**AIM OF THE TASK**
Write out all the entries word for word, but skip any images.

## BEGIN SUPPLIED RECORDS

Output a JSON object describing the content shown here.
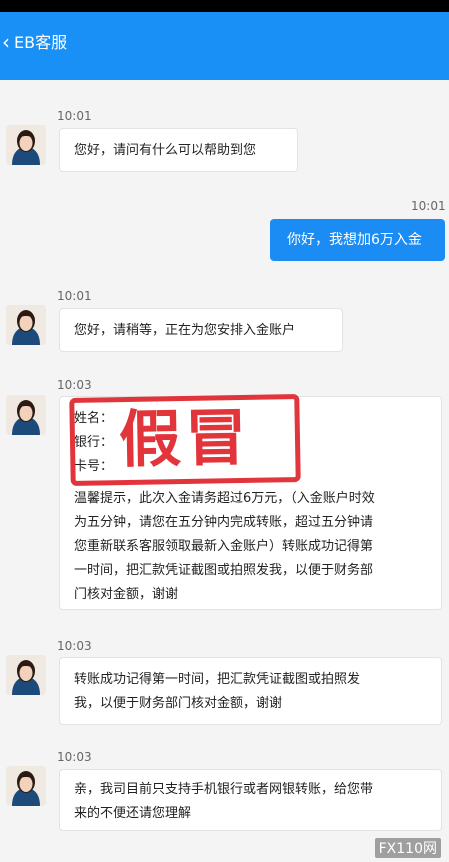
{
  "header": {
    "back_icon": "chevron-left-icon",
    "title": "EB客服"
  },
  "messages": [
    {
      "time": "10:01",
      "side": "left",
      "text": "您好，请问有什么可以帮助到您"
    },
    {
      "time": "10:01",
      "side": "right",
      "text": "你好，我想加6万入金"
    },
    {
      "time": "10:01",
      "side": "left",
      "text": "您好，请稍等，正在为您安排入金账户"
    },
    {
      "time": "10:03",
      "side": "left",
      "lines": [
        "姓名：",
        "银行：",
        "卡号：",
        "温馨提示，此次入金请务超过6万元，（入金账户时效",
        "为五分钟，请您在五分钟内完成转账，超过五分钟请",
        "您重新联系客服领取最新入金账户）转账成功记得第",
        "一时间，把汇款凭证截图或拍照发我，以便于财务部",
        "门核对金额，谢谢"
      ]
    },
    {
      "time": "10:03",
      "side": "left",
      "lines": [
        "转账成功记得第一时间，把汇款凭证截图或拍照发",
        "我，以便于财务部门核对金额，谢谢"
      ]
    },
    {
      "time": "10:03",
      "side": "left",
      "lines": [
        "亲，我司目前只支持手机银行或者网银转账，给您带",
        "来的不便还请您理解"
      ]
    }
  ],
  "stamp_text": "假冒",
  "watermark": "FX110网",
  "colors": {
    "header": "#1990f6",
    "right_bubble": "#1a8cf4",
    "stamp": "#e0242b"
  }
}
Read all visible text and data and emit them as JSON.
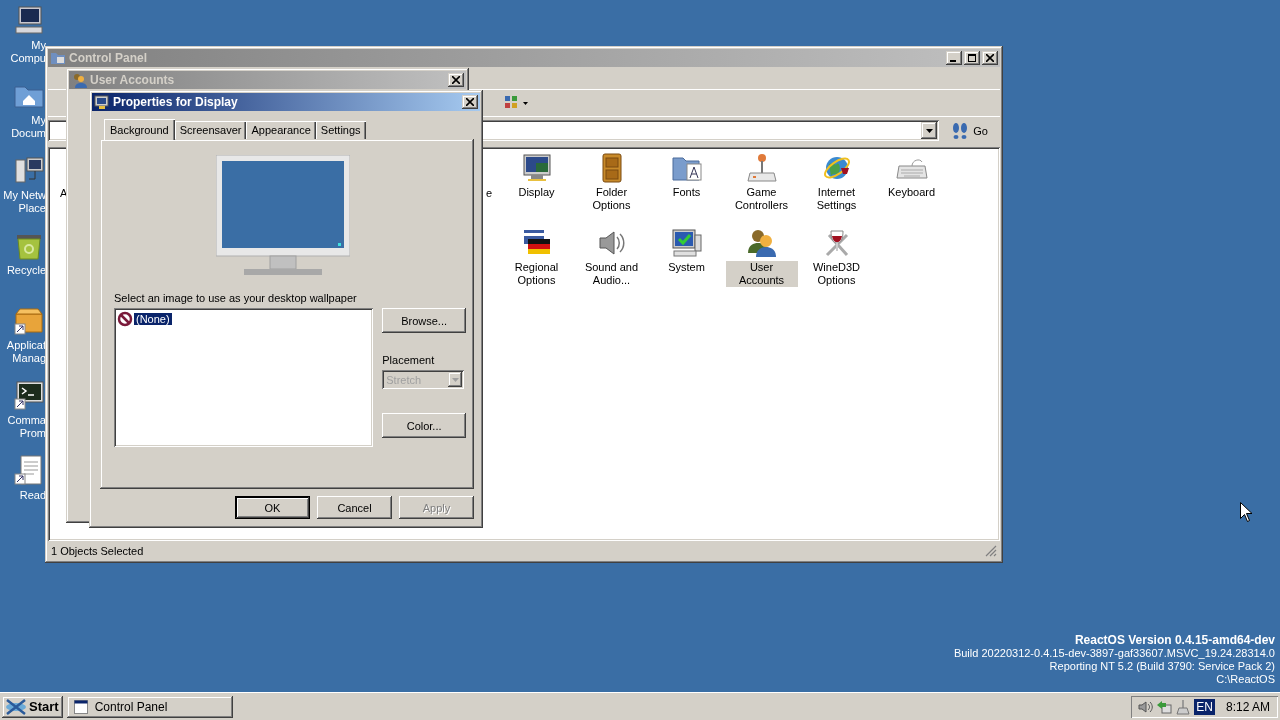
{
  "desktop": {
    "icons": [
      {
        "lines": [
          "My",
          "Compu"
        ]
      },
      {
        "lines": [
          "My",
          "Docum"
        ]
      },
      {
        "lines": [
          "My Netw",
          "Place"
        ]
      },
      {
        "lines": [
          "Recycle"
        ]
      },
      {
        "lines": [
          "Applicat",
          "Manag"
        ]
      },
      {
        "lines": [
          "Comma",
          "Prom"
        ]
      },
      {
        "lines": [
          "Read"
        ]
      }
    ]
  },
  "control_panel": {
    "title": "Control Panel",
    "active": false,
    "go_button": "Go",
    "partial_labels": [
      "A",
      "e"
    ],
    "items": [
      {
        "label": "Display",
        "selected": false
      },
      {
        "label": "Folder Options",
        "selected": false
      },
      {
        "label": "Fonts",
        "selected": false
      },
      {
        "label": "Game Controllers",
        "selected": false
      },
      {
        "label": "Internet Settings",
        "selected": false
      },
      {
        "label": "Keyboard",
        "selected": false
      },
      {
        "label": "Regional Options",
        "selected": false
      },
      {
        "label": "Sound and Audio...",
        "selected": false
      },
      {
        "label": "System",
        "selected": false
      },
      {
        "label": "User Accounts",
        "selected": true
      },
      {
        "label": "WineD3D Options",
        "selected": false
      }
    ],
    "status": "1 Objects Selected"
  },
  "user_accounts": {
    "title": "User Accounts",
    "active": false
  },
  "display_dialog": {
    "title": "Properties for Display",
    "active": true,
    "tabs": [
      {
        "label": "Background",
        "selected": true
      },
      {
        "label": "Screensaver",
        "selected": false
      },
      {
        "label": "Appearance",
        "selected": false
      },
      {
        "label": "Settings",
        "selected": false
      }
    ],
    "wallpaper_label": "Select an image to use as your desktop wallpaper",
    "wallpapers": [
      {
        "label": "(None)",
        "selected": true
      }
    ],
    "browse_button": "Browse...",
    "placement_label": "Placement",
    "placement": {
      "value": "Stretch",
      "disabled": true
    },
    "color_button": "Color...",
    "buttons": [
      {
        "label": "OK",
        "default": true,
        "disabled": false
      },
      {
        "label": "Cancel",
        "default": false,
        "disabled": false
      },
      {
        "label": "Apply",
        "default": false,
        "disabled": true
      }
    ]
  },
  "version_info": {
    "title": "ReactOS Version 0.4.15-amd64-dev",
    "lines": [
      "Build 20220312-0.4.15-dev-3897-gaf33607.MSVC_19.24.28314.0",
      "Reporting NT 5.2 (Build 3790: Service Pack 2)",
      "C:\\ReactOS"
    ]
  },
  "taskbar": {
    "start": "Start",
    "tasks": [
      {
        "label": "Control Panel",
        "selected": false
      }
    ],
    "language": "EN",
    "clock": "8:12 AM"
  }
}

## END SUPPLIED RECORDS

**THE SOLUTION**
Output a JSON object describing the content shown here.
{
  "header": {
    "back_icon": "chevron-left-icon",
    "title": "EB客服"
  },
  "messages": [
    {
      "time": "10:01",
      "side": "left",
      "text": "您好，请问有什么可以帮助到您"
    },
    {
      "time": "10:01",
      "side": "right",
      "text": "你好，我想加6万入金"
    },
    {
      "time": "10:01",
      "side": "left",
      "text": "您好，请稍等，正在为您安排入金账户"
    },
    {
      "time": "10:03",
      "side": "left",
      "lines": [
        "姓名：",
        "银行：",
        "卡号：",
        "温馨提示，此次入金请务超过6万元，（入金账户时效",
        "为五分钟，请您在五分钟内完成转账，超过五分钟请",
        "您重新联系客服领取最新入金账户）转账成功记得第",
        "一时间，把汇款凭证截图或拍照发我，以便于财务部",
        "门核对金额，谢谢"
      ]
    },
    {
      "time": "10:03",
      "side": "left",
      "lines": [
        "转账成功记得第一时间，把汇款凭证截图或拍照发",
        "我，以便于财务部门核对金额，谢谢"
      ]
    },
    {
      "time": "10:03",
      "side": "left",
      "lines": [
        "亲，我司目前只支持手机银行或者网银转账，给您带",
        "来的不便还请您理解"
      ]
    }
  ],
  "stamp_text": "假冒",
  "watermark": "FX110网",
  "colors": {
    "header": "#1990f6",
    "right_bubble": "#1a8cf4",
    "stamp": "#e0242b"
  }
}
Read all visible text and data and emit them as JSON.
{
  "desktop": {
    "icons": [
      {
        "lines": [
          "My",
          "Compu"
        ]
      },
      {
        "lines": [
          "My",
          "Docum"
        ]
      },
      {
        "lines": [
          "My Netw",
          "Place"
        ]
      },
      {
        "lines": [
          "Recycle"
        ]
      },
      {
        "lines": [
          "Applicat",
          "Manag"
        ]
      },
      {
        "lines": [
          "Comma",
          "Prom"
        ]
      },
      {
        "lines": [
          "Read"
        ]
      }
    ]
  },
  "control_panel": {
    "title": "Control Panel",
    "active": false,
    "go_button": "Go",
    "partial_labels": [
      "A",
      "e"
    ],
    "items": [
      {
        "label": "Display",
        "selected": false
      },
      {
        "label": "Folder Options",
        "selected": false
      },
      {
        "label": "Fonts",
        "selected": false
      },
      {
        "label": "Game Controllers",
        "selected": false
      },
      {
        "label": "Internet Settings",
        "selected": false
      },
      {
        "label": "Keyboard",
        "selected": false
      },
      {
        "label": "Regional Options",
        "selected": false
      },
      {
        "label": "Sound and Audio...",
        "selected": false
      },
      {
        "label": "System",
        "selected": false
      },
      {
        "label": "User Accounts",
        "selected": true
      },
      {
        "label": "WineD3D Options",
        "selected": false
      }
    ],
    "status": "1 Objects Selected"
  },
  "user_accounts": {
    "title": "User Accounts",
    "active": false
  },
  "display_dialog": {
    "title": "Properties for Display",
    "active": true,
    "tabs": [
      {
        "label": "Background",
        "selected": true
      },
      {
        "label": "Screensaver",
        "selected": false
      },
      {
        "label": "Appearance",
        "selected": false
      },
      {
        "label": "Settings",
        "selected": false
      }
    ],
    "wallpaper_label": "Select an image to use as your desktop wallpaper",
    "wallpapers": [
      {
        "label": "(None)",
        "selected": true
      }
    ],
    "browse_button": "Browse...",
    "placement_label": "Placement",
    "placement": {
      "value": "Stretch",
      "disabled": true
    },
    "color_button": "Color...",
    "buttons": [
      {
        "label": "OK",
        "default": true,
        "disabled": false
      },
      {
        "label": "Cancel",
        "default": false,
        "disabled": false
      },
      {
        "label": "Apply",
        "default": false,
        "disabled": true
      }
    ]
  },
  "version_info": {
    "title": "ReactOS Version 0.4.15-amd64-dev",
    "lines": [
      "Build 20220312-0.4.15-dev-3897-gaf33607.MSVC_19.24.28314.0",
      "Reporting NT 5.2 (Build 3790: Service Pack 2)",
      "C:\\ReactOS"
    ]
  },
  "taskbar": {
    "start": "Start",
    "tasks": [
      {
        "label": "Control Panel",
        "selected": false
      }
    ],
    "language": "EN",
    "clock": "8:12 AM"
  }
}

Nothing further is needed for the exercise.